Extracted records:
_ _ _ _ _
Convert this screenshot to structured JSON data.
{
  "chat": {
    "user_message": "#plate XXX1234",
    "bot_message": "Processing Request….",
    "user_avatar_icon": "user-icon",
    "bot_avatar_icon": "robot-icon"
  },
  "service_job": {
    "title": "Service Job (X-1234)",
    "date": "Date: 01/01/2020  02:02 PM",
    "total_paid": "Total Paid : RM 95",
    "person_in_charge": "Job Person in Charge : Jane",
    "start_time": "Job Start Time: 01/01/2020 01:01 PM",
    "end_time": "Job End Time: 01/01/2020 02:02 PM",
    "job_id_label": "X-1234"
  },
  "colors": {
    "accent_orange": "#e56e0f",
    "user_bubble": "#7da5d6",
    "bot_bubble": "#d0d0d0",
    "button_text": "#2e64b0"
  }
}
_ _ _ _ _
Write out all the lines again, exactly as they are.

Convert this screenshot to structured JSON data.
{
  "chat": {
    "user_message": "#plate XXX1234",
    "bot_message": "Processing Request….",
    "user_avatar_icon": "user-icon",
    "bot_avatar_icon": "robot-icon"
  },
  "service_job": {
    "title": "Service Job (X-1234)",
    "date": "Date: 01/01/2020  02:02 PM",
    "total_paid": "Total Paid : RM 95",
    "person_in_charge": "Job Person in Charge : Jane",
    "start_time": "Job Start Time: 01/01/2020 01:01 PM",
    "end_time": "Job End Time: 01/01/2020 02:02 PM",
    "job_id_label": "X-1234"
  },
  "colors": {
    "accent_orange": "#e56e0f",
    "user_bubble": "#7da5d6",
    "bot_bubble": "#d0d0d0",
    "button_text": "#2e64b0"
  }
}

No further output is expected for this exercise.